__What you will do__: Extract all lines in the data that contain the word "angi".

Lines of data
— Begin —
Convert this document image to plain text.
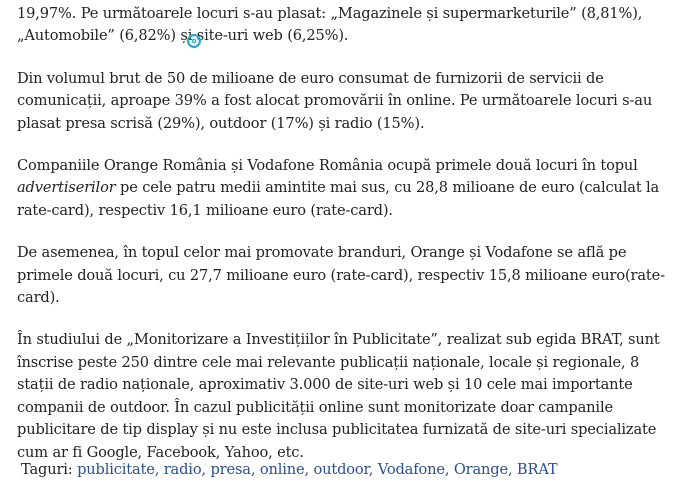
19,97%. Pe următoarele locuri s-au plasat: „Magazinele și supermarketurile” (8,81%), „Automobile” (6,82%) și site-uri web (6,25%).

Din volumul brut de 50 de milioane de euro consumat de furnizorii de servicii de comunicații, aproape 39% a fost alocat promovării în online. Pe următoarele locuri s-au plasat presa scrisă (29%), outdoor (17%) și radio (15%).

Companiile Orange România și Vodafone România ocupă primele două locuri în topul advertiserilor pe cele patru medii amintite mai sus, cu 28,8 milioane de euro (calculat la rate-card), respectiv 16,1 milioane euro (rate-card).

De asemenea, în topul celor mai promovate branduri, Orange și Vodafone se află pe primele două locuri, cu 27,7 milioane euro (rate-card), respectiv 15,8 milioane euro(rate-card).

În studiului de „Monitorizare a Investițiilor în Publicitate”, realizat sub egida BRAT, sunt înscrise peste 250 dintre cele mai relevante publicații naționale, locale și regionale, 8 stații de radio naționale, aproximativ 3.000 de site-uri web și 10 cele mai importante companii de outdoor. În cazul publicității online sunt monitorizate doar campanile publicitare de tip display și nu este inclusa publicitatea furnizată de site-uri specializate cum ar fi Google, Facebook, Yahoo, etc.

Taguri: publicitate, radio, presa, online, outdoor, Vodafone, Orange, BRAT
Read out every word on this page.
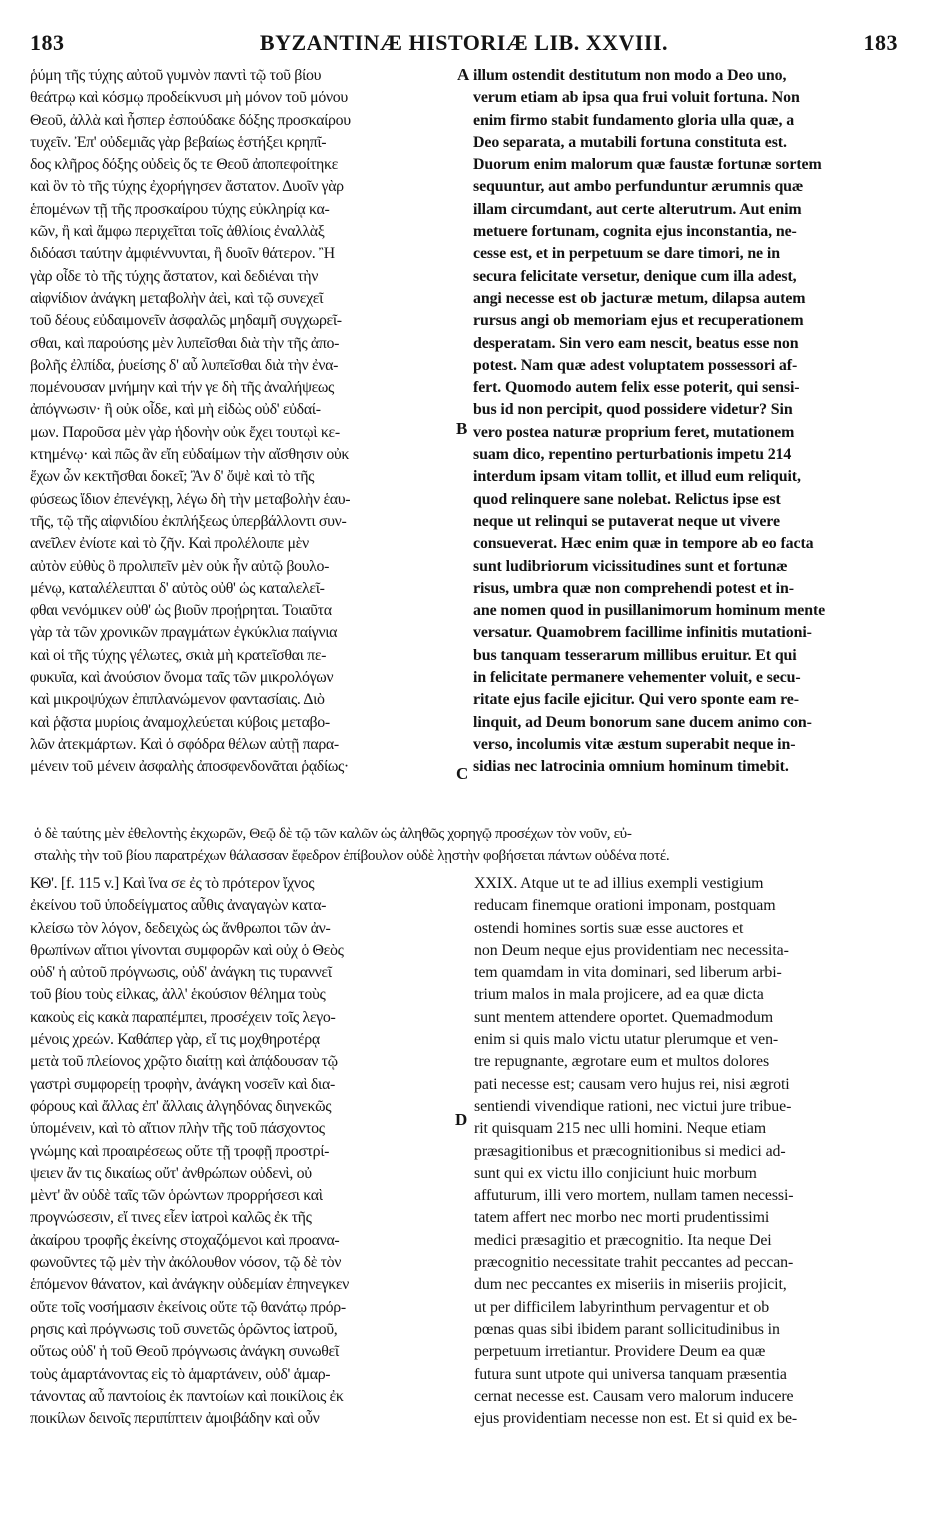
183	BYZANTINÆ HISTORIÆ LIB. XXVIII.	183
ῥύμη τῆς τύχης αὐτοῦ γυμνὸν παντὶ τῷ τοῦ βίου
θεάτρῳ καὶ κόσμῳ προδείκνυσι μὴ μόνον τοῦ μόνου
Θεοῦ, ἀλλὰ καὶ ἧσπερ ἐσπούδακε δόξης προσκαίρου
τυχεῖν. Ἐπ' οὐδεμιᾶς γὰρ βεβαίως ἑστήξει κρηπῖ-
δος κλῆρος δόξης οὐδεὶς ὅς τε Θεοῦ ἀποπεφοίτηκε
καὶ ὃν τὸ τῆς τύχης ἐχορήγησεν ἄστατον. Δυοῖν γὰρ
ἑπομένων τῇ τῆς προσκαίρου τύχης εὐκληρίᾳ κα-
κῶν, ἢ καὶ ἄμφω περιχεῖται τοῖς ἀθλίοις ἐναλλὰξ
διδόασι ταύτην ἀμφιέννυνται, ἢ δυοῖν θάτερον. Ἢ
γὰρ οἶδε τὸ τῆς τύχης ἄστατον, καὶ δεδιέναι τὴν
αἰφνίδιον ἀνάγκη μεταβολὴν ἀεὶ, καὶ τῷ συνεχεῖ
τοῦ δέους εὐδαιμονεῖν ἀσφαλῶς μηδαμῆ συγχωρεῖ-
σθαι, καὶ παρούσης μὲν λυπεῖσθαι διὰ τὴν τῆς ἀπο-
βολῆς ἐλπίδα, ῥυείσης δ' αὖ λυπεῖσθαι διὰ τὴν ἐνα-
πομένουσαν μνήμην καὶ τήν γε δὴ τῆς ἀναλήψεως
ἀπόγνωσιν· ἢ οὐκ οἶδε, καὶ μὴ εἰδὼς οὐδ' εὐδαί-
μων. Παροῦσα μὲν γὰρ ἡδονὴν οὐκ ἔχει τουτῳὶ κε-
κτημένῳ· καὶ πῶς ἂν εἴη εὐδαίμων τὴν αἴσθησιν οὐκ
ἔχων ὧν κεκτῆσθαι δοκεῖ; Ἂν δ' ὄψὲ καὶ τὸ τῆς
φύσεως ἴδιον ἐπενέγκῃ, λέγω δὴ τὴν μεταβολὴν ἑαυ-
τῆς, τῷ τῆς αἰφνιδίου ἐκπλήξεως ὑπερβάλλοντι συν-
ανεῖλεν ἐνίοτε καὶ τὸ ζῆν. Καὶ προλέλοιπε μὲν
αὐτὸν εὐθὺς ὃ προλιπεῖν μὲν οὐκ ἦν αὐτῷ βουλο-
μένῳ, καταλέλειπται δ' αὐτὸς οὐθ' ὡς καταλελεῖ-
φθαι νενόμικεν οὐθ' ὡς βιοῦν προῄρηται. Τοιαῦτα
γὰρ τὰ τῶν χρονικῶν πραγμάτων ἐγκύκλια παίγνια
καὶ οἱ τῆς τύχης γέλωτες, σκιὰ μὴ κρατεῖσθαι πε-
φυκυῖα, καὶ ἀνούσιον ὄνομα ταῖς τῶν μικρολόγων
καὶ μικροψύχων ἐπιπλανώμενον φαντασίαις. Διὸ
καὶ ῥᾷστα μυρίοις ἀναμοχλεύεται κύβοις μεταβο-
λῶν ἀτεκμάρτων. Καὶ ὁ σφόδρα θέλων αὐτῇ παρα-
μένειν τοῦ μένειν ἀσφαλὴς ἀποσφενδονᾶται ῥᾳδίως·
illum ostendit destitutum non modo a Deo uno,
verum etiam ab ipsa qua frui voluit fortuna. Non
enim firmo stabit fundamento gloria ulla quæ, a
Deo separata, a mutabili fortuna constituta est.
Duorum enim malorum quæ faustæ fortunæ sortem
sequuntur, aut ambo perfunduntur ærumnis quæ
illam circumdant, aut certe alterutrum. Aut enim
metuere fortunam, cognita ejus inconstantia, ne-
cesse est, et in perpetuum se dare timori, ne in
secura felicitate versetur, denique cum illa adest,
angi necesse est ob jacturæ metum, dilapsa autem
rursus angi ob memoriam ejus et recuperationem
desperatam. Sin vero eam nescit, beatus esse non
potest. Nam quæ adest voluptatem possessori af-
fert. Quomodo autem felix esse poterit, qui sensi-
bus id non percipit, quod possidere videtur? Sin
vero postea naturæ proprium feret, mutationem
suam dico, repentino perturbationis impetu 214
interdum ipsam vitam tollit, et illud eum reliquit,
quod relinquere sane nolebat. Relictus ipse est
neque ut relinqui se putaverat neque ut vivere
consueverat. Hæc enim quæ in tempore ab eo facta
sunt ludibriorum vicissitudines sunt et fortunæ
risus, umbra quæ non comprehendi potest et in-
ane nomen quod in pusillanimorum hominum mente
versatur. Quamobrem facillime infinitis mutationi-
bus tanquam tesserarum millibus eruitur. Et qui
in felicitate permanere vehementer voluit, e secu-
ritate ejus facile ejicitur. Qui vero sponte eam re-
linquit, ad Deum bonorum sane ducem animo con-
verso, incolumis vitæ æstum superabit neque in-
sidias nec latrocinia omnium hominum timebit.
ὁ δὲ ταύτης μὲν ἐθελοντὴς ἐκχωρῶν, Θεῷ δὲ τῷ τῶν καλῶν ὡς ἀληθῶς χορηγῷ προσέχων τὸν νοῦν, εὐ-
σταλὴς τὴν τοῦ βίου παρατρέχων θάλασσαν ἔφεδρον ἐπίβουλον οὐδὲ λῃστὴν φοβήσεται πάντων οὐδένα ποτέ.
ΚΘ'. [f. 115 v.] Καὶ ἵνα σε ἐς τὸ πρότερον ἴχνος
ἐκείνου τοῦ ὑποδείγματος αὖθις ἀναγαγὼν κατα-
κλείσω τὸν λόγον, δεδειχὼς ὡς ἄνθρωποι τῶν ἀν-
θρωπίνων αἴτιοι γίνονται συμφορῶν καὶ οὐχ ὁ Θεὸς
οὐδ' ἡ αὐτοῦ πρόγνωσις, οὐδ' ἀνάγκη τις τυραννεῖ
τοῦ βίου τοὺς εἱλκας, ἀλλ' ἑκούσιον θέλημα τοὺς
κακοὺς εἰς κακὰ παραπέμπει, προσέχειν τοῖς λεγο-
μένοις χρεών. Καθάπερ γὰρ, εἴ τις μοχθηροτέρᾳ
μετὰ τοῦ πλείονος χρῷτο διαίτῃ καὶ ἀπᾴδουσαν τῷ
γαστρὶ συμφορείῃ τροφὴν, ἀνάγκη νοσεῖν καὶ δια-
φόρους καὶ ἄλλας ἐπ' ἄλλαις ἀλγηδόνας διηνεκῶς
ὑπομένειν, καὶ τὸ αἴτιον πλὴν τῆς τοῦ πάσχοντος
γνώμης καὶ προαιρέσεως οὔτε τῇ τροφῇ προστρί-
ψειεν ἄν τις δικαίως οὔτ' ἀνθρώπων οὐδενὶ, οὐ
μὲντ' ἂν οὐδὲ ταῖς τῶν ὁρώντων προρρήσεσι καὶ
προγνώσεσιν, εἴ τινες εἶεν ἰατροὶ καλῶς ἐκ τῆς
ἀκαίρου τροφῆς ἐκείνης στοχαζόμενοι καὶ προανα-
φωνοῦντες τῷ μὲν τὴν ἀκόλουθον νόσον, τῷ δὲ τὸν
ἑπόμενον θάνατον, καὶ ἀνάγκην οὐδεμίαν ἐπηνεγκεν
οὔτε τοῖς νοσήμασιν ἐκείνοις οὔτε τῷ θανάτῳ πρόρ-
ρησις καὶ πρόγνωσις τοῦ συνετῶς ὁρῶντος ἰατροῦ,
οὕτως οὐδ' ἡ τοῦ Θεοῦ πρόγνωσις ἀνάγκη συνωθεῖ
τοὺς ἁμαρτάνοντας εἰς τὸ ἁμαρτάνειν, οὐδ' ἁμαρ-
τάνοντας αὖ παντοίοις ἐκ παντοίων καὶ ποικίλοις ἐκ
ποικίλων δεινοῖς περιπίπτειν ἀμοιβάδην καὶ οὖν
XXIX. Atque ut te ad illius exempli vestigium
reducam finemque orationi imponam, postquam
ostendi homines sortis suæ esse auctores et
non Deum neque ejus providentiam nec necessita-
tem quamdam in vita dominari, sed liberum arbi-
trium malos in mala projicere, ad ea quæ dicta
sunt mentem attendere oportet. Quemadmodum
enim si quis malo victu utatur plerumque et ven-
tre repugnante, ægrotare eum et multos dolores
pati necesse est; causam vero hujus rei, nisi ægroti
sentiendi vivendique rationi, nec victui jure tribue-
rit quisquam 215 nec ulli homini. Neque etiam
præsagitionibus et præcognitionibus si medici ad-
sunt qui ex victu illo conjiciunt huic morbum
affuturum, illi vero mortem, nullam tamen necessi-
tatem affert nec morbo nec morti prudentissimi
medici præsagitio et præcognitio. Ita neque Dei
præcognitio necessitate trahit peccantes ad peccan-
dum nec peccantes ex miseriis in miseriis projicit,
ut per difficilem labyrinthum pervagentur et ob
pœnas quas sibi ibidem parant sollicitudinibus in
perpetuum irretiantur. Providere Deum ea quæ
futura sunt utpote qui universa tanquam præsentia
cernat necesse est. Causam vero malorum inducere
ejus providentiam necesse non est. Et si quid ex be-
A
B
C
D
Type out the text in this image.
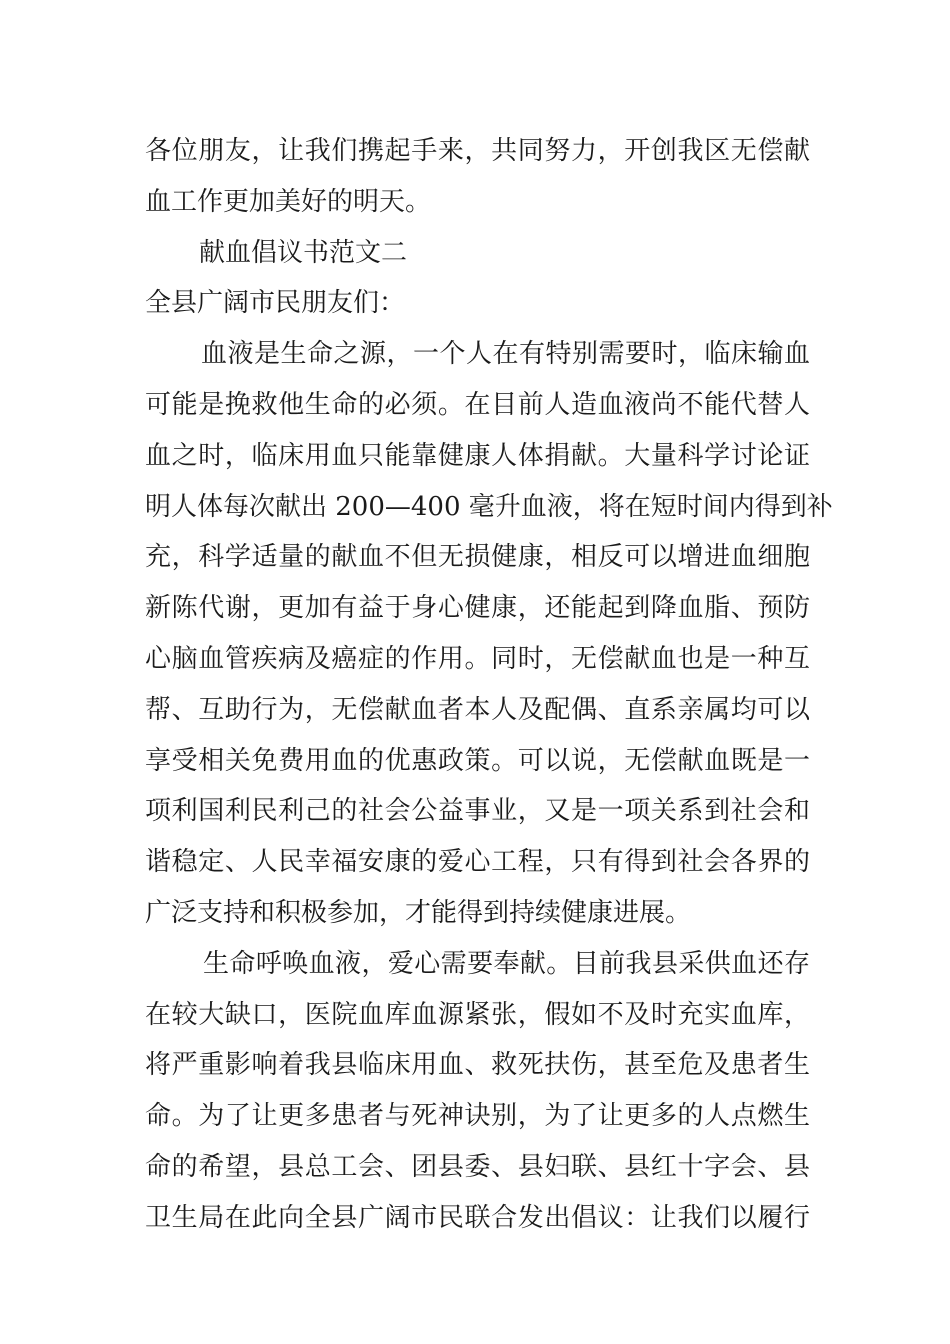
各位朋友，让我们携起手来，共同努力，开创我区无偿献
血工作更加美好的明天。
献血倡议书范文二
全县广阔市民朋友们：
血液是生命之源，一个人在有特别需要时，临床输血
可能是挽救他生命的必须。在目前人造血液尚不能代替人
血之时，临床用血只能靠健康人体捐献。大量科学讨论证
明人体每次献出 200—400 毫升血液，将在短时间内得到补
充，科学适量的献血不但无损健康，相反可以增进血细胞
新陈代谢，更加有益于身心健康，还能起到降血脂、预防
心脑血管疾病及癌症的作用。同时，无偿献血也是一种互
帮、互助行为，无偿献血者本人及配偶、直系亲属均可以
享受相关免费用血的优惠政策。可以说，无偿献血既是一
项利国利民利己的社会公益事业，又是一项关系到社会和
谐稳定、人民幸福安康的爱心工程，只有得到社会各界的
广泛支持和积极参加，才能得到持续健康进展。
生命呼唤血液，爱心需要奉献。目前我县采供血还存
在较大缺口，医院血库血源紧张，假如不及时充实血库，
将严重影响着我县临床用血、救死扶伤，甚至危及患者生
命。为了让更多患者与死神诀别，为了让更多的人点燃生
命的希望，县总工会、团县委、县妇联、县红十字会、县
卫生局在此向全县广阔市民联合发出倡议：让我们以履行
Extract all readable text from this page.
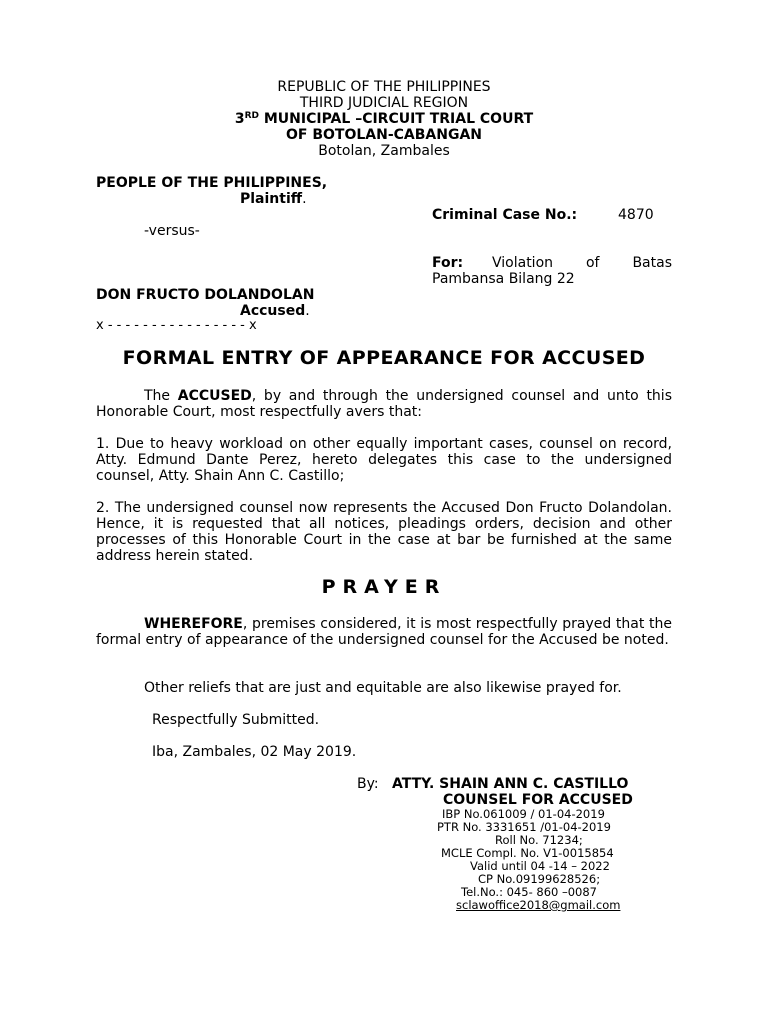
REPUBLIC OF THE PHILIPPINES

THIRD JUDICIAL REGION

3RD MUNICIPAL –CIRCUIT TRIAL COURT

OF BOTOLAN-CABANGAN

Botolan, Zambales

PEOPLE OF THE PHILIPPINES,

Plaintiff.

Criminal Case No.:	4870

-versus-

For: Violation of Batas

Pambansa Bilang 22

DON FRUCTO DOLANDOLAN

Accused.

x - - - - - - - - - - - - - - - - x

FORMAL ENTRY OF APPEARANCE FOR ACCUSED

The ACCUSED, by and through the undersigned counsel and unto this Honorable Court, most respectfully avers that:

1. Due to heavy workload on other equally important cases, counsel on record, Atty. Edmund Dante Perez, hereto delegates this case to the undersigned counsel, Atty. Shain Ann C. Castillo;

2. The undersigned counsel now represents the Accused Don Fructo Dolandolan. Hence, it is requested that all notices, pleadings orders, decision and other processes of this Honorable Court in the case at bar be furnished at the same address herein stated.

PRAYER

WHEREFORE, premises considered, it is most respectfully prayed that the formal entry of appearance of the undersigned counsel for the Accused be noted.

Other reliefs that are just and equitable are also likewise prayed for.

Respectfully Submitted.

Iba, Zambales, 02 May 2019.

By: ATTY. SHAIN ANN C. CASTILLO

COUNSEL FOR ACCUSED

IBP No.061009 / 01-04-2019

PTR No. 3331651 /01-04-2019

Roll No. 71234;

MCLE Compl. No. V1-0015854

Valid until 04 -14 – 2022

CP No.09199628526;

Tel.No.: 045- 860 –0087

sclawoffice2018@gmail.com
— End —
__Response to this exercise__:
angi necesse est ob jacturæ metum, dilapsa autem
rursus angi ob memoriam ejus et recuperationem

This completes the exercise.